▸ WHAT YOU HAVE TO DO: Repeat every line below exactly, word for word.

((

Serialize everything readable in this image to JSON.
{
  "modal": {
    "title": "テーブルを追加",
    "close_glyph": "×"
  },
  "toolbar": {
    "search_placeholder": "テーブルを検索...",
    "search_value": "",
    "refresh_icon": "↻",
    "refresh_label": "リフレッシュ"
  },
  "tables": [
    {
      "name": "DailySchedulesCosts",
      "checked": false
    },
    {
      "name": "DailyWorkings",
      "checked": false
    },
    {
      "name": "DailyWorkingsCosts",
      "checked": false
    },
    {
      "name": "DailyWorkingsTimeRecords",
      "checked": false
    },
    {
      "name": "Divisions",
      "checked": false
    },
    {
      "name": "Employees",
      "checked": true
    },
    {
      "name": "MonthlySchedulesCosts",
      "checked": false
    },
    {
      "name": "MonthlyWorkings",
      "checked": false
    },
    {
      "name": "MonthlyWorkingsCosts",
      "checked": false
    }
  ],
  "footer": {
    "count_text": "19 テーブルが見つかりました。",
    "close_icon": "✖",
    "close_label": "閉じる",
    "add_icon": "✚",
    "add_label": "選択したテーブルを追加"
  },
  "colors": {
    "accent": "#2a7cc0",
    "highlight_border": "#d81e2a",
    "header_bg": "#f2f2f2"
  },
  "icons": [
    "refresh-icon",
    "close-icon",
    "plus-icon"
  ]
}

))

▸ TASK RESPONSE:
Serialize everything readable in this image to JSON.
{
  "modal": {
    "title": "テーブルを追加",
    "close_glyph": "×"
  },
  "toolbar": {
    "search_placeholder": "テーブルを検索...",
    "search_value": "",
    "refresh_icon": "↻",
    "refresh_label": "リフレッシュ"
  },
  "tables": [
    {
      "name": "DailySchedulesCosts",
      "checked": false
    },
    {
      "name": "DailyWorkings",
      "checked": false
    },
    {
      "name": "DailyWorkingsCosts",
      "checked": false
    },
    {
      "name": "DailyWorkingsTimeRecords",
      "checked": false
    },
    {
      "name": "Divisions",
      "checked": false
    },
    {
      "name": "Employees",
      "checked": true
    },
    {
      "name": "MonthlySchedulesCosts",
      "checked": false
    },
    {
      "name": "MonthlyWorkings",
      "checked": false
    },
    {
      "name": "MonthlyWorkingsCosts",
      "checked": false
    }
  ],
  "footer": {
    "count_text": "19 テーブルが見つかりました。",
    "close_icon": "✖",
    "close_label": "閉じる",
    "add_icon": "✚",
    "add_label": "選択したテーブルを追加"
  },
  "colors": {
    "accent": "#2a7cc0",
    "highlight_border": "#d81e2a",
    "header_bg": "#f2f2f2"
  },
  "icons": [
    "refresh-icon",
    "close-icon",
    "plus-icon"
  ]
}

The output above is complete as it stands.